**Task to complete:** Reproduce word for word the lines of the material from the one that contains "staticText: Profile Authentication: [58, 37, 306, 71]" through the one that contains "button[interactable]: ACCEPT: [223, 727, 308, 779]", including both of those lines.

[Entries from a data source]

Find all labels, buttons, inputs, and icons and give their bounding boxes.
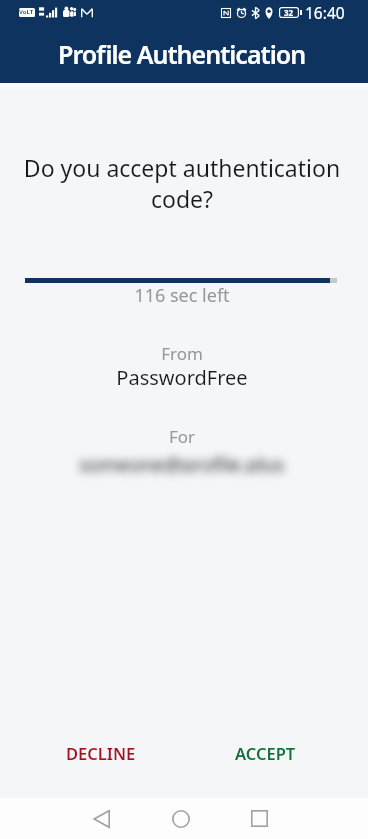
staticText: Profile Authentication: [58, 37, 306, 71]
button[interactable]: Home: [157, 798, 205, 839]
staticText: 32: [284, 7, 294, 18]
staticText: VoLTE: [19, 8, 35, 17]
staticText: 16:40: [305, 2, 345, 23]
staticText: ACCEPT: [235, 742, 296, 764]
button[interactable]: Recent apps: [235, 798, 283, 839]
button[interactable]: DECLINE: [54, 727, 148, 779]
staticText: Do you accept authentication code?: [12, 152, 352, 215]
staticText: From: [0, 342, 366, 365]
button[interactable]: ACCEPT: [223, 727, 308, 779]
button[interactable]: Back: [78, 798, 126, 839]
staticText: 116 sec left: [0, 283, 366, 308]
staticText: DECLINE: [66, 742, 136, 764]
staticText: For: [0, 425, 366, 448]
staticText: PasswordFree: [0, 364, 366, 391]
staticText: someone@profile.plus: [79, 451, 285, 473]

**Reply to the exercise:**
staticText: Profile Authentication: [58, 37, 306, 71]
button[interactable]: Home: [157, 798, 205, 839]
staticText: 32: [284, 7, 294, 18]
staticText: VoLTE: [19, 8, 35, 17]
staticText: 16:40: [305, 2, 345, 23]
staticText: ACCEPT: [235, 742, 296, 764]
button[interactable]: Recent apps: [235, 798, 283, 839]
button[interactable]: DECLINE: [54, 727, 148, 779]
staticText: Do you accept authentication code?: [12, 152, 352, 215]
staticText: From: [0, 342, 366, 365]
button[interactable]: ACCEPT: [223, 727, 308, 779]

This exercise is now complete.